▸ Task to complete
Locate the string "Nuevo" in the listing below. Copy every line where it is found.

▸ Material for this exercise
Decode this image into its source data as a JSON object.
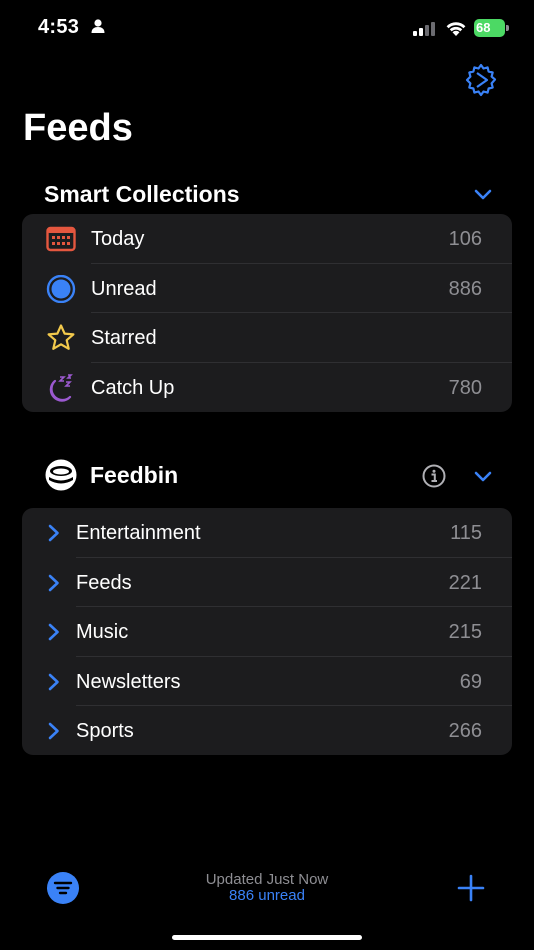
{
  "status": {
    "time": "4:53",
    "battery": "68"
  },
  "page_title": "Feeds",
  "smart_collections": {
    "title": "Smart Collections",
    "items": [
      {
        "label": "Today",
        "count": "106",
        "icon": "calendar-icon"
      },
      {
        "label": "Unread",
        "count": "886",
        "icon": "unread-circle-icon"
      },
      {
        "label": "Starred",
        "count": "",
        "icon": "star-icon"
      },
      {
        "label": "Catch Up",
        "count": "780",
        "icon": "moon-zzz-icon"
      }
    ]
  },
  "account": {
    "title": "Feedbin",
    "folders": [
      {
        "label": "Entertainment",
        "count": "115"
      },
      {
        "label": "Feeds",
        "count": "221"
      },
      {
        "label": "Music",
        "count": "215"
      },
      {
        "label": "Newsletters",
        "count": "69"
      },
      {
        "label": "Sports",
        "count": "266"
      }
    ]
  },
  "toolbar": {
    "updated": "Updated Just Now",
    "unread": "886 unread"
  },
  "colors": {
    "accent": "#3a82f7",
    "background": "#000000",
    "group_bg": "#1c1c1e",
    "count": "#8e8e93",
    "today": "#e5573f",
    "star": "#f2c94c",
    "catchup": "#9b59d0",
    "battery": "#4cd964"
  }
}
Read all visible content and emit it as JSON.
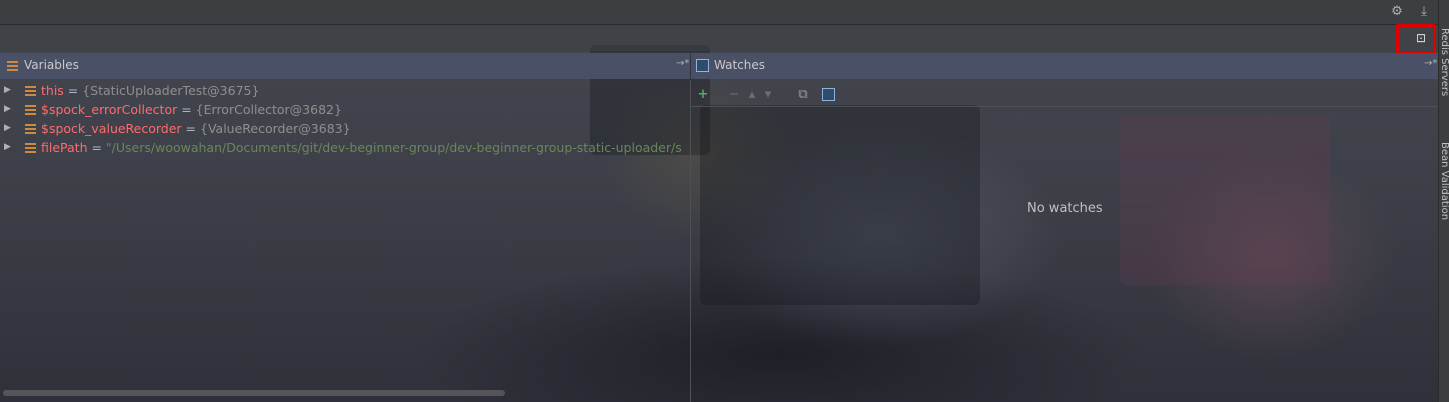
{
  "toolbar": {
    "settings_icon": "gear-icon",
    "hide_icon": "download-icon",
    "restore_layout_icon": "restore-layout-icon"
  },
  "variables": {
    "title": "Variables",
    "items": [
      {
        "name": "this",
        "eq": " = ",
        "value": "{StaticUploaderTest@3675}",
        "kind": "object"
      },
      {
        "name": "$spock_errorCollector",
        "eq": " = ",
        "value": "{ErrorCollector@3682}",
        "kind": "object"
      },
      {
        "name": "$spock_valueRecorder",
        "eq": " = ",
        "value": "{ValueRecorder@3683}",
        "kind": "object"
      },
      {
        "name": "filePath",
        "eq": " = ",
        "value": "\"/Users/woowahan/Documents/git/dev-beginner-group/dev-beginner-group-static-uploader/s",
        "kind": "string"
      }
    ]
  },
  "watches": {
    "title": "Watches",
    "empty_text": "No watches"
  },
  "side_tabs": {
    "redis": "Redis Servers",
    "bean": "Bean Validation"
  },
  "colors": {
    "var_name": "#ff6b6b",
    "string_value": "#6a8759",
    "header_bg": "#4b5269",
    "highlight": "#e00000"
  }
}
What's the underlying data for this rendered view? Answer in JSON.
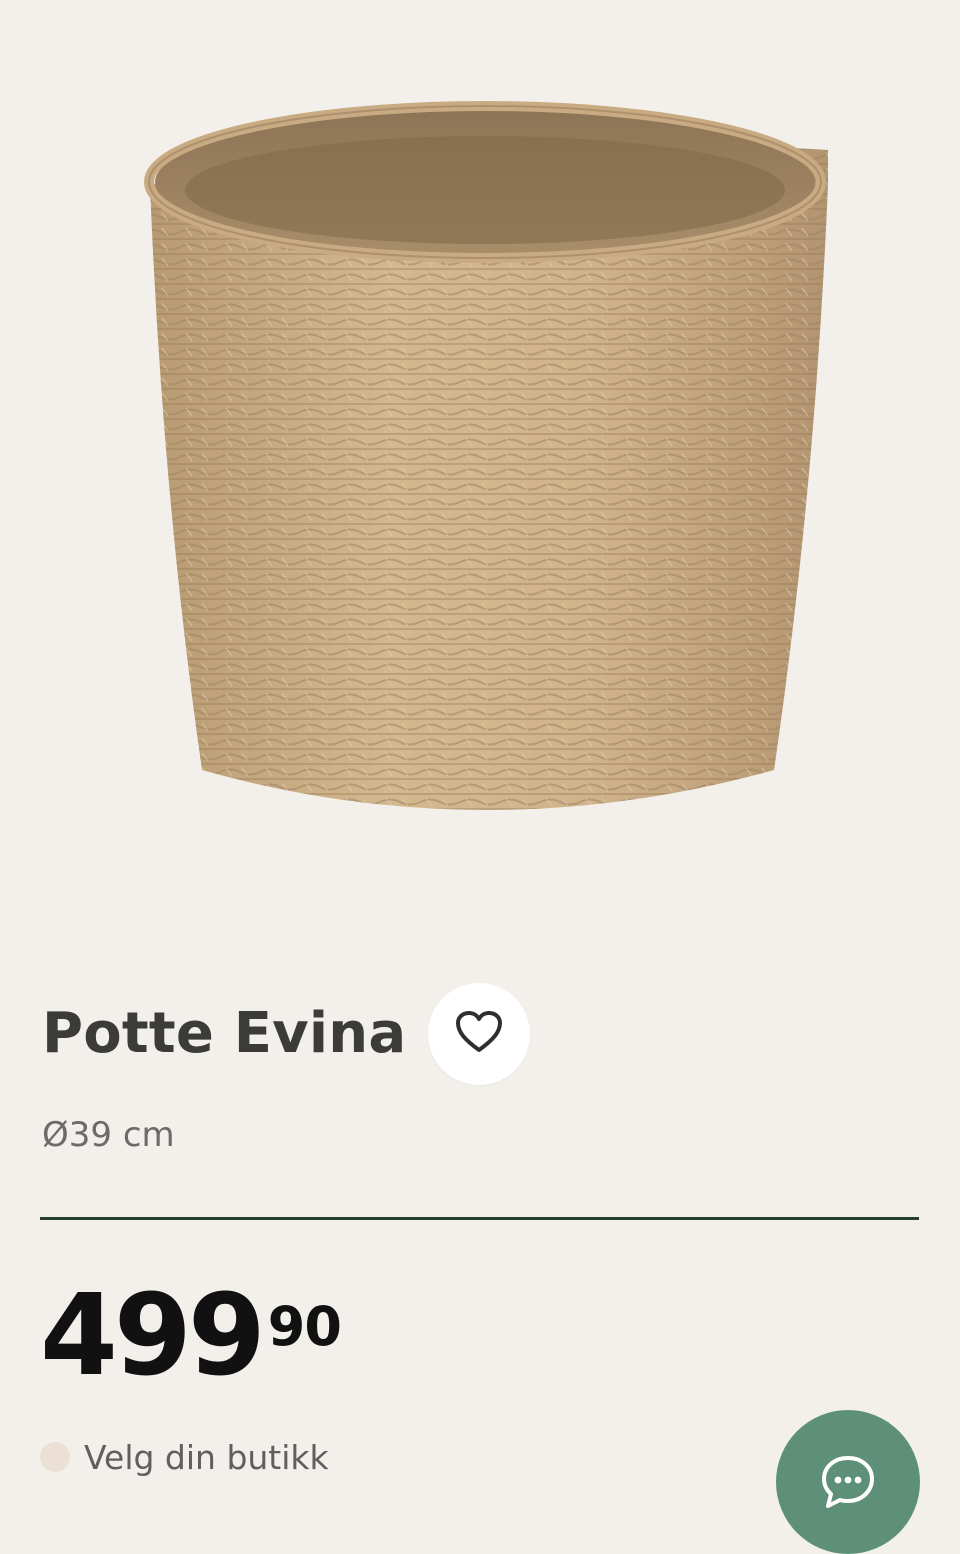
{
  "product": {
    "name": "Potte Evina",
    "variant": "Ø39 cm",
    "price_integer": "499",
    "price_decimal": "90"
  },
  "store": {
    "label": "Velg din butikk"
  },
  "icons": {
    "favorite": "heart-icon",
    "chat": "chat-bubble-icon"
  },
  "colors": {
    "background": "#f3f0eb",
    "divider": "#27402e",
    "chat_button": "#5d8f79",
    "store_dot": "#ebe0d3"
  }
}
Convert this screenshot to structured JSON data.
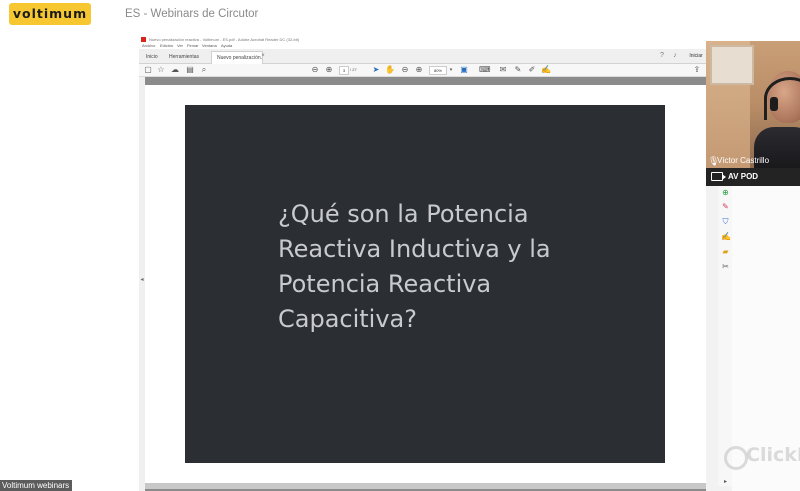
{
  "app": {
    "logo_text": "voltimum",
    "webinar_title": "ES - Webinars de Circutor",
    "footer_label": "Voltimum webinars",
    "watermark_brand": "ClickM"
  },
  "acrobat": {
    "window_title": "Nuevo penalización reactiva - Voltimum - ES.pdf - Adobe Acrobat Reader DC (32-bit)",
    "menu": [
      "Archivo",
      "Edición",
      "Ver",
      "Firmar",
      "Ventana",
      "Ayuda"
    ],
    "tabs": [
      {
        "label": "Inicio"
      },
      {
        "label": "Herramientas"
      },
      {
        "label": "Nuevo penalización..."
      }
    ],
    "tab_close": "×",
    "sign_in": "Iniciar",
    "page_current": "3",
    "page_total": "/ 27",
    "zoom": "80%"
  },
  "slide": {
    "lines": [
      "¿Qué son la Potencia",
      "Reactiva Inductiva y la",
      "Potencia Reactiva",
      "Capacitiva?"
    ]
  },
  "video": {
    "speaker_name": "Víctor Castrillo",
    "stream_label": "AV POD"
  },
  "colors": {
    "logo_bg": "#f6c731",
    "slide_bg": "#2b2e33",
    "slide_text": "#c8cacd",
    "av_bar": "#232323"
  }
}
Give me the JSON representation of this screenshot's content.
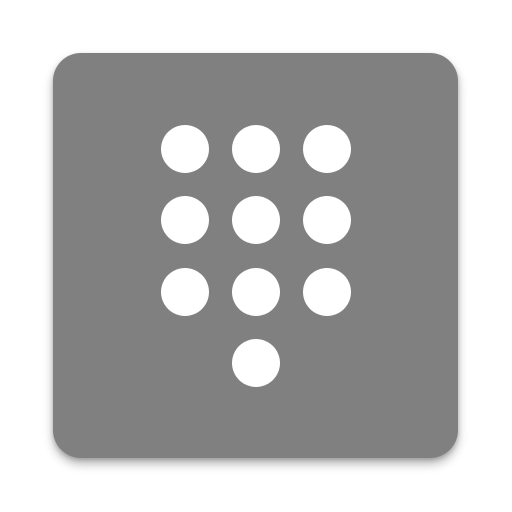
{
  "app_icon": {
    "name": "dialpad-icon",
    "background_color": "#808080",
    "dot_color": "#ffffff",
    "dots": [
      {
        "row": 1,
        "col": 1
      },
      {
        "row": 1,
        "col": 2
      },
      {
        "row": 1,
        "col": 3
      },
      {
        "row": 2,
        "col": 1
      },
      {
        "row": 2,
        "col": 2
      },
      {
        "row": 2,
        "col": 3
      },
      {
        "row": 3,
        "col": 1
      },
      {
        "row": 3,
        "col": 2
      },
      {
        "row": 3,
        "col": 3
      },
      {
        "row": 4,
        "col": 2
      }
    ]
  }
}
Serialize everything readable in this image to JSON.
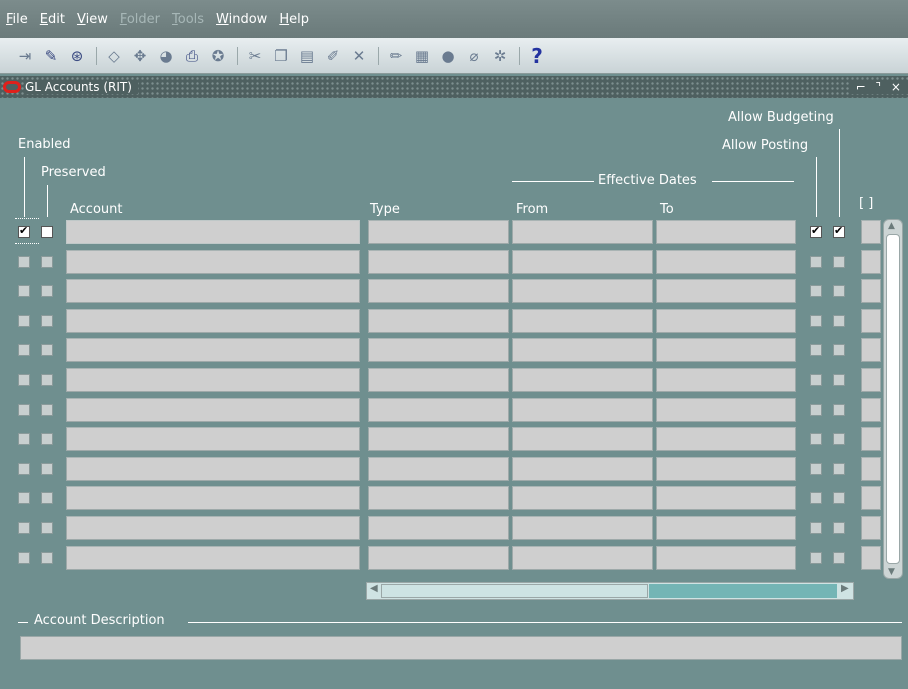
{
  "menubar": {
    "items": [
      {
        "label": "File",
        "enabled": true
      },
      {
        "label": "Edit",
        "enabled": true
      },
      {
        "label": "View",
        "enabled": true
      },
      {
        "label": "Folder",
        "enabled": false
      },
      {
        "label": "Tools",
        "enabled": false
      },
      {
        "label": "Window",
        "enabled": true
      },
      {
        "label": "Help",
        "enabled": true
      }
    ]
  },
  "toolbar": {
    "help_label": "?"
  },
  "window": {
    "title": "GL Accounts (RIT)",
    "controls": "⌐ ⌝ ×"
  },
  "headers": {
    "allow_budgeting": "Allow Budgeting",
    "allow_posting": "Allow Posting",
    "enabled": "Enabled",
    "preserved": "Preserved",
    "effective_dates": "Effective Dates",
    "account": "Account",
    "type": "Type",
    "from": "From",
    "to": "To",
    "folder_indicator": "[ ]"
  },
  "rows": [
    {
      "enabled": true,
      "preserved": false,
      "account": "",
      "type": "",
      "from": "",
      "to": "",
      "allow_posting": true,
      "allow_budgeting": true
    },
    {
      "enabled": false,
      "preserved": false,
      "account": "",
      "type": "",
      "from": "",
      "to": "",
      "allow_posting": false,
      "allow_budgeting": false
    },
    {
      "enabled": false,
      "preserved": false,
      "account": "",
      "type": "",
      "from": "",
      "to": "",
      "allow_posting": false,
      "allow_budgeting": false
    },
    {
      "enabled": false,
      "preserved": false,
      "account": "",
      "type": "",
      "from": "",
      "to": "",
      "allow_posting": false,
      "allow_budgeting": false
    },
    {
      "enabled": false,
      "preserved": false,
      "account": "",
      "type": "",
      "from": "",
      "to": "",
      "allow_posting": false,
      "allow_budgeting": false
    },
    {
      "enabled": false,
      "preserved": false,
      "account": "",
      "type": "",
      "from": "",
      "to": "",
      "allow_posting": false,
      "allow_budgeting": false
    },
    {
      "enabled": false,
      "preserved": false,
      "account": "",
      "type": "",
      "from": "",
      "to": "",
      "allow_posting": false,
      "allow_budgeting": false
    },
    {
      "enabled": false,
      "preserved": false,
      "account": "",
      "type": "",
      "from": "",
      "to": "",
      "allow_posting": false,
      "allow_budgeting": false
    },
    {
      "enabled": false,
      "preserved": false,
      "account": "",
      "type": "",
      "from": "",
      "to": "",
      "allow_posting": false,
      "allow_budgeting": false
    },
    {
      "enabled": false,
      "preserved": false,
      "account": "",
      "type": "",
      "from": "",
      "to": "",
      "allow_posting": false,
      "allow_budgeting": false
    },
    {
      "enabled": false,
      "preserved": false,
      "account": "",
      "type": "",
      "from": "",
      "to": "",
      "allow_posting": false,
      "allow_budgeting": false
    },
    {
      "enabled": false,
      "preserved": false,
      "account": "",
      "type": "",
      "from": "",
      "to": "",
      "allow_posting": false,
      "allow_budgeting": false
    }
  ],
  "description": {
    "label": "Account Description",
    "value": ""
  },
  "colors": {
    "background": "#6f8f8f",
    "field": "#cfcfcf",
    "oracle_red": "#e0201b"
  }
}
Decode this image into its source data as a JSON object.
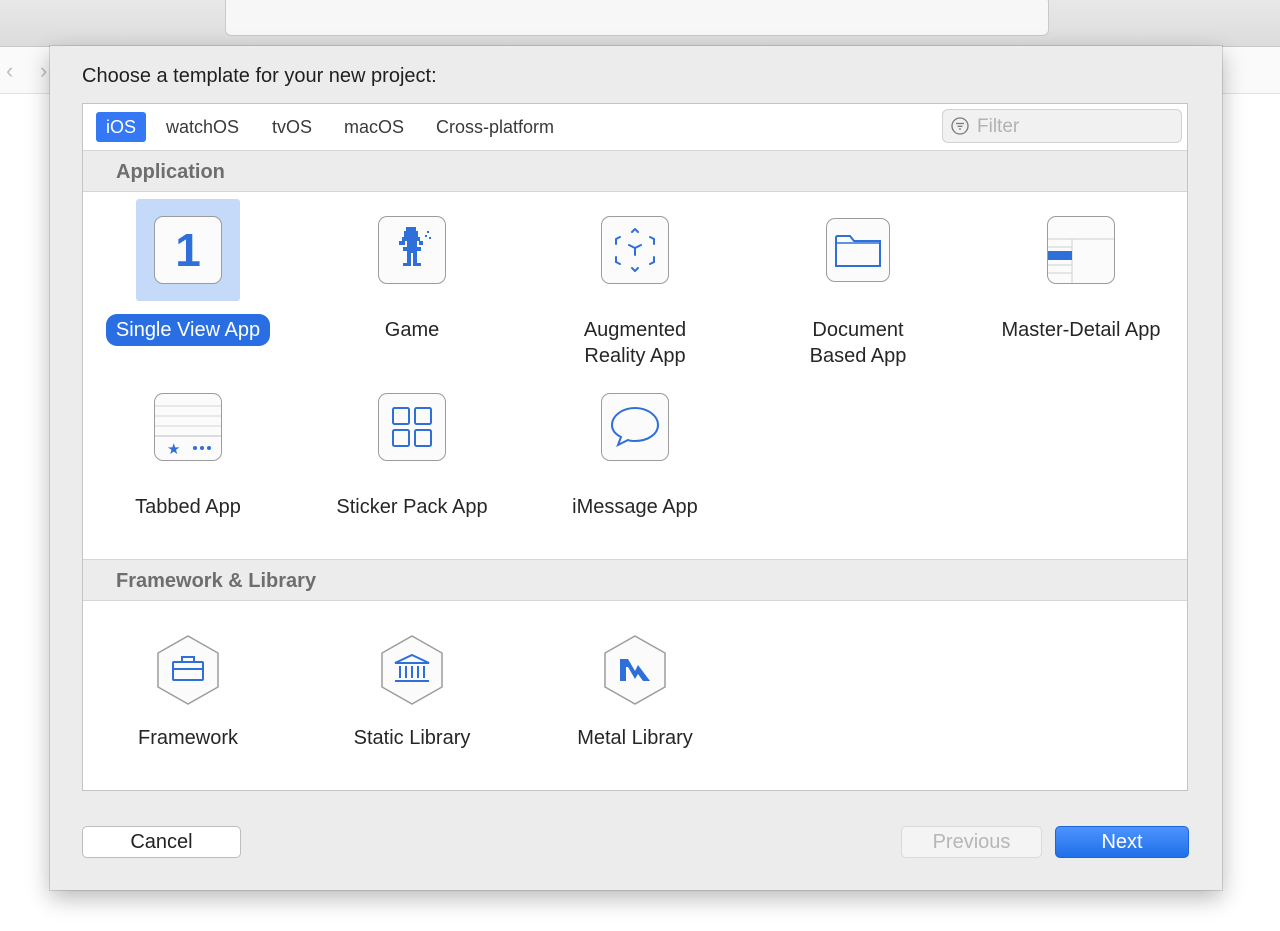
{
  "sheet": {
    "title": "Choose a template for your new project:"
  },
  "platform_tabs": [
    {
      "label": "iOS",
      "active": true
    },
    {
      "label": "watchOS",
      "active": false
    },
    {
      "label": "tvOS",
      "active": false
    },
    {
      "label": "macOS",
      "active": false
    },
    {
      "label": "Cross-platform",
      "active": false
    }
  ],
  "filter": {
    "placeholder": "Filter",
    "icon": "filter-icon"
  },
  "sections": {
    "application": {
      "title": "Application",
      "templates": [
        {
          "label": "Single View App",
          "icon": "single-view-app-icon",
          "icon_text": "1",
          "selected": true
        },
        {
          "label": "Game",
          "icon": "game-icon",
          "selected": false
        },
        {
          "label": "Augmented Reality App",
          "line1": "Augmented",
          "line2": "Reality App",
          "icon": "ar-app-icon",
          "selected": false
        },
        {
          "label": "Document Based App",
          "line1": "Document",
          "line2": "Based App",
          "icon": "document-app-icon",
          "selected": false
        },
        {
          "label": "Master-Detail App",
          "icon": "master-detail-icon",
          "selected": false
        },
        {
          "label": "Tabbed App",
          "icon": "tabbed-app-icon",
          "selected": false
        },
        {
          "label": "Sticker Pack App",
          "icon": "sticker-pack-icon",
          "selected": false
        },
        {
          "label": "iMessage App",
          "icon": "imessage-app-icon",
          "selected": false
        }
      ]
    },
    "framework": {
      "title": "Framework & Library",
      "templates": [
        {
          "label": "Framework",
          "icon": "framework-icon"
        },
        {
          "label": "Static Library",
          "icon": "static-library-icon"
        },
        {
          "label": "Metal Library",
          "icon": "metal-library-icon"
        }
      ]
    }
  },
  "buttons": {
    "cancel": "Cancel",
    "previous": "Previous",
    "next": "Next"
  },
  "colors": {
    "accent": "#3478f6",
    "selection": "#2a6ee3",
    "icon_blue": "#2f6fd9"
  }
}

▸ Result of the exercise
    "window_title": "Nuevo penalización reactiva - Voltimum - ES.pdf - Adobe Acrobat Reader DC (32-bit)",
        "label": "Nuevo penalización..."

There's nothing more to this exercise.